Written problem: Switch every "x-tick-label" to "x-axis-label" in the material from its first line through the line with "series-line: [94, 114, 973, 179]", and rewrite those lines with everything else left as is.

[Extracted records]
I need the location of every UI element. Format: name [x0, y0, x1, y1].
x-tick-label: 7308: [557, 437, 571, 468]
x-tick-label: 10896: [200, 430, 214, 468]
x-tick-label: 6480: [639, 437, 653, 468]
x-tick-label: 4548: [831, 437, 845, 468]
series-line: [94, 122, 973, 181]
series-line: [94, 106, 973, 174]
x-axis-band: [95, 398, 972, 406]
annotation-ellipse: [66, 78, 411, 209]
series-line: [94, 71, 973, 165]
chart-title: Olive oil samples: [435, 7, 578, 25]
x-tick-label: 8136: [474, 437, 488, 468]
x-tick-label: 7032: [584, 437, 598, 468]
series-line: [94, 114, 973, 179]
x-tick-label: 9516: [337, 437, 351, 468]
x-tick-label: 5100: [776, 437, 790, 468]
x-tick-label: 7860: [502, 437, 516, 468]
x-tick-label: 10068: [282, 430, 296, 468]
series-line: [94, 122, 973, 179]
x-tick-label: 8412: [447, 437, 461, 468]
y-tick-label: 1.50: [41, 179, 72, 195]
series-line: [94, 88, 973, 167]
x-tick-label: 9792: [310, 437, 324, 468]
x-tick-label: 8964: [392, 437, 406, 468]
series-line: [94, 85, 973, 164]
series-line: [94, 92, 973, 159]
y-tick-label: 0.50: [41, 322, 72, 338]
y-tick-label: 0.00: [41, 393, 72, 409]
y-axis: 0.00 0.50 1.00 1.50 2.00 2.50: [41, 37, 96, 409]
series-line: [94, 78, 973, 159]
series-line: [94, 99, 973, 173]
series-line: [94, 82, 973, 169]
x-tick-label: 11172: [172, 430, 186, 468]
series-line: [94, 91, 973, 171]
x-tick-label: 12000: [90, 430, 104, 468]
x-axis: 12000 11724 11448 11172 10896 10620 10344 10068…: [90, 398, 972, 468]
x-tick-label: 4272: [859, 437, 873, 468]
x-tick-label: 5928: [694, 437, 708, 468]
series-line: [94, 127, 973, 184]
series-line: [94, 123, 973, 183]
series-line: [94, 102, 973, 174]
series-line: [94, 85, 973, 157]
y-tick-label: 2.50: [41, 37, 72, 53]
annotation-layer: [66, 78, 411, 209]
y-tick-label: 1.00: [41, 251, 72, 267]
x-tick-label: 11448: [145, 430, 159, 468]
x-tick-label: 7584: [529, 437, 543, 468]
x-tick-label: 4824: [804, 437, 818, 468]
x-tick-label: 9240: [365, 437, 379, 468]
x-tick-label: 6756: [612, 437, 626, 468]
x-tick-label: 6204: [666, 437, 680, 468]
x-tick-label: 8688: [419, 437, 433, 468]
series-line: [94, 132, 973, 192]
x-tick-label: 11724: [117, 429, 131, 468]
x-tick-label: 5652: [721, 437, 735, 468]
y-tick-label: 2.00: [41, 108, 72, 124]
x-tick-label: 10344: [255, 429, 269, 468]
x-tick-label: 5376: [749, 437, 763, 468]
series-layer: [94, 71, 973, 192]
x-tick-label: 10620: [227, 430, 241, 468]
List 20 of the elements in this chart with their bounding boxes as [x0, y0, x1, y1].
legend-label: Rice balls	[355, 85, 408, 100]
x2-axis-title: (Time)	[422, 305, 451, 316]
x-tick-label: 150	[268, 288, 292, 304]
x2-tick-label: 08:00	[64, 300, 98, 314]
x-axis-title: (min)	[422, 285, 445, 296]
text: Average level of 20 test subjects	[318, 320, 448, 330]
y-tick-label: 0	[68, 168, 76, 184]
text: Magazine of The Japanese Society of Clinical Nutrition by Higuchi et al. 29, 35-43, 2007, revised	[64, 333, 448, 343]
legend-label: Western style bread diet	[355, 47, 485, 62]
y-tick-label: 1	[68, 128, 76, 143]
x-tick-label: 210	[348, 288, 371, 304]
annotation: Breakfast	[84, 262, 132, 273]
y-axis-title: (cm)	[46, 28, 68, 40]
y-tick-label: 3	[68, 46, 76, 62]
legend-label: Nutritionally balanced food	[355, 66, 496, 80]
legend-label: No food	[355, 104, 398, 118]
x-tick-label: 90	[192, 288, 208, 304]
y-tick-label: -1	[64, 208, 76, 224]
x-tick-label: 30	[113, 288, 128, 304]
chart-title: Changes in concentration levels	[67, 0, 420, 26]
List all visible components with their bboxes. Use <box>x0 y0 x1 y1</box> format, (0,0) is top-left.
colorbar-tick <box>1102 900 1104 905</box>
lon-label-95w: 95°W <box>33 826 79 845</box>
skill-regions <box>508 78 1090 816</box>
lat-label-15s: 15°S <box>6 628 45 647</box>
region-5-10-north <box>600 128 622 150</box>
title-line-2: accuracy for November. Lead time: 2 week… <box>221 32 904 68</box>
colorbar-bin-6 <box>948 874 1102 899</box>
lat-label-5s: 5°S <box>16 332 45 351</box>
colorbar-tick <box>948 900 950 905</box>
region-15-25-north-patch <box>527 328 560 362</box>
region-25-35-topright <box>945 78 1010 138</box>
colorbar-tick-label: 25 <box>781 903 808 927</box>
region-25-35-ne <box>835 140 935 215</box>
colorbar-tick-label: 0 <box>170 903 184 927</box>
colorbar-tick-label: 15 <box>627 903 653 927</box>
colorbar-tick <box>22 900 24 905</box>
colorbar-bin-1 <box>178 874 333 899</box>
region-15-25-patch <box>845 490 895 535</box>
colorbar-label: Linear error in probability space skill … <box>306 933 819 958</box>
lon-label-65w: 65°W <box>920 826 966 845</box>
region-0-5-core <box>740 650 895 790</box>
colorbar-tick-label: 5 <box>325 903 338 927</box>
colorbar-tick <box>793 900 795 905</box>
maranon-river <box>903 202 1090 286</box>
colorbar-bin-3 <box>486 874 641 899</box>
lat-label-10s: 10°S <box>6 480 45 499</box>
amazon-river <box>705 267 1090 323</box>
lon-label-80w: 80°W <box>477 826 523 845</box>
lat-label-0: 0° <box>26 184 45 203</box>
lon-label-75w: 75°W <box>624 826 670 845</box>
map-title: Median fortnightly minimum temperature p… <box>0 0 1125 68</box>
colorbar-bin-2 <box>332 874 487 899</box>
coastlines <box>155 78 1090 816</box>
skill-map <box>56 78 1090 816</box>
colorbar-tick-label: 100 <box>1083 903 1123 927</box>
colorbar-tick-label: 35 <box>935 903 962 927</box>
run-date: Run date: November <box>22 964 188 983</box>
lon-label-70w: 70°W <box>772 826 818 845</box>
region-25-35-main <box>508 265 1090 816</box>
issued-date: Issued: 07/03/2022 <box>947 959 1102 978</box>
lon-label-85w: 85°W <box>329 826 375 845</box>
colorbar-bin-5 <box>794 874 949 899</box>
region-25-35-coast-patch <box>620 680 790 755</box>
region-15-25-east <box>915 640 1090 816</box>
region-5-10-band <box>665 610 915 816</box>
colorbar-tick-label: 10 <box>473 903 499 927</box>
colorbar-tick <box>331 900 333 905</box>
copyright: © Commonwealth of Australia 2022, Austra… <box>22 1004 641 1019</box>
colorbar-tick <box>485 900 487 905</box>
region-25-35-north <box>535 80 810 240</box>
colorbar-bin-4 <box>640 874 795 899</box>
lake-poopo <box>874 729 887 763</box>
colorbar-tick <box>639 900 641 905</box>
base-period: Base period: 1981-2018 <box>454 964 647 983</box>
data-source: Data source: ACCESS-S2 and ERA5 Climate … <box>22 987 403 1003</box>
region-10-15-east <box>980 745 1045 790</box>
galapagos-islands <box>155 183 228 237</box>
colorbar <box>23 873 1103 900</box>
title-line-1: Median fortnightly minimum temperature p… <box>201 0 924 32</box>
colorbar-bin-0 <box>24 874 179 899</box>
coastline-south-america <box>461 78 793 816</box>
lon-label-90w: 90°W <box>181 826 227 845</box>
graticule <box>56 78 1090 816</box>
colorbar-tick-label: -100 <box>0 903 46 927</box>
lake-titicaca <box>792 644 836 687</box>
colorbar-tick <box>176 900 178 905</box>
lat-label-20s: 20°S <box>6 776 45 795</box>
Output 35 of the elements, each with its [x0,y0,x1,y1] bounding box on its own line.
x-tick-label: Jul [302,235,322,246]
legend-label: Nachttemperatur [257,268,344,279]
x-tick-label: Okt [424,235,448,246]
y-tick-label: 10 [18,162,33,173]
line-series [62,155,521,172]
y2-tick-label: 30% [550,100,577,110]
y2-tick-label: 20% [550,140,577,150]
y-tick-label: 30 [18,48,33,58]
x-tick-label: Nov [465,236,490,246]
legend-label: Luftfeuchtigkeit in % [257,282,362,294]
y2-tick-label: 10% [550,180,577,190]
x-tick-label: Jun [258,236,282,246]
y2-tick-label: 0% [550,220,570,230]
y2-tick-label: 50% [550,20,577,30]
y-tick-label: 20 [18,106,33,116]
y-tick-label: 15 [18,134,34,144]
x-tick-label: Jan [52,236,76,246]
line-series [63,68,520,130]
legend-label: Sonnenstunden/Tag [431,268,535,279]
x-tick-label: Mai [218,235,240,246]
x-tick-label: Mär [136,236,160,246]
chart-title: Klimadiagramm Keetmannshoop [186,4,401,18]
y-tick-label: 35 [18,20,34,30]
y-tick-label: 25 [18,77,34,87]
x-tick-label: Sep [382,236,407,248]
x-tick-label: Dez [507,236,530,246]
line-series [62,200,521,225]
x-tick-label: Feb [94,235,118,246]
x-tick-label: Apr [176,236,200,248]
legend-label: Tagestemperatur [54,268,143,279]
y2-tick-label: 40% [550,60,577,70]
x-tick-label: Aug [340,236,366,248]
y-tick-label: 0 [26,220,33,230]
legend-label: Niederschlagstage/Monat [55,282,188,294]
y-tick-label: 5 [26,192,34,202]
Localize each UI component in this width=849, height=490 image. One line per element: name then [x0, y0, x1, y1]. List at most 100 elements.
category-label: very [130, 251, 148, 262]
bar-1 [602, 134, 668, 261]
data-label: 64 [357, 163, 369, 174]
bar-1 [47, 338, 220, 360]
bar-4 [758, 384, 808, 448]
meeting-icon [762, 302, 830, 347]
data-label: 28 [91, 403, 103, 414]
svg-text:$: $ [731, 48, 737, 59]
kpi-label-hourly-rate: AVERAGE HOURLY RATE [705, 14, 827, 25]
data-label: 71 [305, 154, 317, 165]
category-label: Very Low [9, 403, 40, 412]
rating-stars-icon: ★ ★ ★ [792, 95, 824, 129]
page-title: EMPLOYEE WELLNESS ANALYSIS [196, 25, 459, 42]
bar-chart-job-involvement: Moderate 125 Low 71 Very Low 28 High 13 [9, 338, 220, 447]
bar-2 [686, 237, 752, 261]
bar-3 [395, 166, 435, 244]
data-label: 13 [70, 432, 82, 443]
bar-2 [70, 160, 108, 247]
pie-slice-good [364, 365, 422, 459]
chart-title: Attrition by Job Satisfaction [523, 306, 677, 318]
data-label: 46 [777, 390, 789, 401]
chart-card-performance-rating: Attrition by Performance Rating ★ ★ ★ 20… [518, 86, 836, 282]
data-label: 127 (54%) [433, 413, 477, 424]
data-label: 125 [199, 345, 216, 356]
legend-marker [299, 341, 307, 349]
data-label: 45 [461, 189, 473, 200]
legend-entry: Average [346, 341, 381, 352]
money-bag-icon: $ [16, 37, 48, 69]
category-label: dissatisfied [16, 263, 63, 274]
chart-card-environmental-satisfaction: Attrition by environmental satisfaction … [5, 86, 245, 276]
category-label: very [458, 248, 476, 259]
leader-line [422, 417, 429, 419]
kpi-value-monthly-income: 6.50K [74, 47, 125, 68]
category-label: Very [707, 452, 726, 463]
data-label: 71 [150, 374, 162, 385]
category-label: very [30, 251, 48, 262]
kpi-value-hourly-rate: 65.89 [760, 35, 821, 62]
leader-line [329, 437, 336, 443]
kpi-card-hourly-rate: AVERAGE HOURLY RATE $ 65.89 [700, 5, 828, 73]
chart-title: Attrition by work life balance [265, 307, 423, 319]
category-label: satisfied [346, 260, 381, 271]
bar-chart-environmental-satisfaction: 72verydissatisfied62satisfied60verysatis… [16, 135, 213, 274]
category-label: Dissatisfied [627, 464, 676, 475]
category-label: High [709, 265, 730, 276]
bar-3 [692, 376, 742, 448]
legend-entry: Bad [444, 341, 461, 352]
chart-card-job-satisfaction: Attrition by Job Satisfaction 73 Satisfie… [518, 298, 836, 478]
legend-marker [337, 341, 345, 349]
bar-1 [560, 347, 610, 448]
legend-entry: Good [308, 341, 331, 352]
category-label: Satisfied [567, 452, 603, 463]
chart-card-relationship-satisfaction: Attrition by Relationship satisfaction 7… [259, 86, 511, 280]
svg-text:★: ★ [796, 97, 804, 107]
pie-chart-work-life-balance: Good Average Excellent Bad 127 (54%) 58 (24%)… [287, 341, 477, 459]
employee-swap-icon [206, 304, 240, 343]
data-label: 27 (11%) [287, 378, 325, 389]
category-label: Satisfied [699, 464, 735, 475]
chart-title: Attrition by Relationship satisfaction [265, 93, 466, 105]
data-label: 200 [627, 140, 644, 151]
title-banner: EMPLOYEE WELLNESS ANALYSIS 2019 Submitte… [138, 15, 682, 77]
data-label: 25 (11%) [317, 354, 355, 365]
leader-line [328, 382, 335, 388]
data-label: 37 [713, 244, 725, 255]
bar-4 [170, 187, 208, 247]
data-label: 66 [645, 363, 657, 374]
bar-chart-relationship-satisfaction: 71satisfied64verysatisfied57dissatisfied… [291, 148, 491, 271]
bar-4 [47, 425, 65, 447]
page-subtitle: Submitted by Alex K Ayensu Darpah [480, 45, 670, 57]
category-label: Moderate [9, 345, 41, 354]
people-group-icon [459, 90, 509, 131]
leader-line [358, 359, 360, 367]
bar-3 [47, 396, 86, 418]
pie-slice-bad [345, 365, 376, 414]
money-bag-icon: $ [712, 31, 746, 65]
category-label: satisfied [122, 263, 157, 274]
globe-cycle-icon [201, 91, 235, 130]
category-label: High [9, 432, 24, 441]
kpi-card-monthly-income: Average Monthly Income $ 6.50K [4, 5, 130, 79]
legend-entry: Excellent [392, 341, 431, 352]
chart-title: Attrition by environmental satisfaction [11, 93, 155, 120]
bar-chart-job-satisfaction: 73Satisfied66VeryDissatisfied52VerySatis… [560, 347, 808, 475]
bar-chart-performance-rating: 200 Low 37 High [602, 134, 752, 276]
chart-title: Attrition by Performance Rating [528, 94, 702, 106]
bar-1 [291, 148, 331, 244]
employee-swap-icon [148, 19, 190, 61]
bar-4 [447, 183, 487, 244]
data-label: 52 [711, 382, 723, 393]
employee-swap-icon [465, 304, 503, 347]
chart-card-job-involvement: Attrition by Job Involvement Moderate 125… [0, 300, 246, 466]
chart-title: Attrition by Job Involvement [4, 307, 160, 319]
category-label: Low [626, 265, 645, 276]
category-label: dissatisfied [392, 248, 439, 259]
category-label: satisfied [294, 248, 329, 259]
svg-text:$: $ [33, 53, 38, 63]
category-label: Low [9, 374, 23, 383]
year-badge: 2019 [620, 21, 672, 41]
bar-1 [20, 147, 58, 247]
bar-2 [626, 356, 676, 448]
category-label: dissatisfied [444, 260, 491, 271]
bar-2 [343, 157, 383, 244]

Exercise solution:
I need the location of every UI element. Format: name [x0, y0, x1, y1].
x-axis-label: 7308: [557, 437, 571, 468]
x-axis-label: 10896: [200, 430, 214, 468]
x-axis-label: 6480: [639, 437, 653, 468]
x-axis-label: 4548: [831, 437, 845, 468]
series-line: [94, 122, 973, 181]
series-line: [94, 106, 973, 174]
x-axis-band: [95, 398, 972, 406]
annotation-ellipse: [66, 78, 411, 209]
series-line: [94, 71, 973, 165]
chart-title: Olive oil samples: [435, 7, 578, 25]
x-axis-label: 8136: [474, 437, 488, 468]
x-axis-label: 7032: [584, 437, 598, 468]
series-line: [94, 114, 973, 179]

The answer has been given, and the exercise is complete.